Written problem – Please work out how many lines in the material contain "this" and give only that figure.

─── Data shown ───

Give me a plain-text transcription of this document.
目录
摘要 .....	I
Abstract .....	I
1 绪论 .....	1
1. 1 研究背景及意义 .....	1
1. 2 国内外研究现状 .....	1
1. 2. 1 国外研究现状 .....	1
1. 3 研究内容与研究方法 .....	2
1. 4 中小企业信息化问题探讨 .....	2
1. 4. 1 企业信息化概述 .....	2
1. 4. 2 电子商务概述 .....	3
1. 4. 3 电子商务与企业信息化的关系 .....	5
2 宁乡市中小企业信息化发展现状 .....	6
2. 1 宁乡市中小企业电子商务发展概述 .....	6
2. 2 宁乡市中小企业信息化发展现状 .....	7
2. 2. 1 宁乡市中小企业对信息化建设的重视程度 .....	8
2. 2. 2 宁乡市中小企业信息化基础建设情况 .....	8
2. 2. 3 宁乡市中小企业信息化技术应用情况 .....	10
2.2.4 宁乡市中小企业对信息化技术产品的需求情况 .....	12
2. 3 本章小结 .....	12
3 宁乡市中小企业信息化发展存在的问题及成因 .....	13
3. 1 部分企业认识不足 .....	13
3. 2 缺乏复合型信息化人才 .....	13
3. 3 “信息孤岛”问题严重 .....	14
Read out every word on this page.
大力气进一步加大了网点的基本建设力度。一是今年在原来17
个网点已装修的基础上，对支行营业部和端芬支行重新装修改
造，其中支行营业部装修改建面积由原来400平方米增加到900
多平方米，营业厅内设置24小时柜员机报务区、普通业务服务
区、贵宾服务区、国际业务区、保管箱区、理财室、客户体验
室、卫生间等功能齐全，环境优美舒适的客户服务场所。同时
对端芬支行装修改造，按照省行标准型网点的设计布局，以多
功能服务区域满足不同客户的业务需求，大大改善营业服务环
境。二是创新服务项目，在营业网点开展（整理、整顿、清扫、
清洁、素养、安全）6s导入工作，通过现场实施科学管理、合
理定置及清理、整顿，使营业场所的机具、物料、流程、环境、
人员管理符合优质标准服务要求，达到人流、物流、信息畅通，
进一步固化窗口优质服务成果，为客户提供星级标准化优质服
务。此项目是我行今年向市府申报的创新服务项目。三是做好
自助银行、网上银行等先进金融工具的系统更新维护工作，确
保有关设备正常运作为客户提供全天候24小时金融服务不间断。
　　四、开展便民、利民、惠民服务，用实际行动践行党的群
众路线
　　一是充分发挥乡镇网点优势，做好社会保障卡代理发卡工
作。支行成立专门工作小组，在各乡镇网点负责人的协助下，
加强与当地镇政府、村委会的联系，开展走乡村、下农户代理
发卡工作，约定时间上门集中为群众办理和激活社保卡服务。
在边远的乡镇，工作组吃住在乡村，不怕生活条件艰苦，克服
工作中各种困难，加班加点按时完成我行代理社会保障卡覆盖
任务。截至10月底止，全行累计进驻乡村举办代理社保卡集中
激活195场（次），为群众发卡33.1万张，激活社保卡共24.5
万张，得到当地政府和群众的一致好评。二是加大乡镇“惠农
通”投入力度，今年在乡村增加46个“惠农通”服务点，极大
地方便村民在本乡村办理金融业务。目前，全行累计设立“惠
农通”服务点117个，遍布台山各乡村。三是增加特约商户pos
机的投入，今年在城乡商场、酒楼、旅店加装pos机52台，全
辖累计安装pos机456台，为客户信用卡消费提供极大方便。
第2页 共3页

───

Reply to the exercise – 2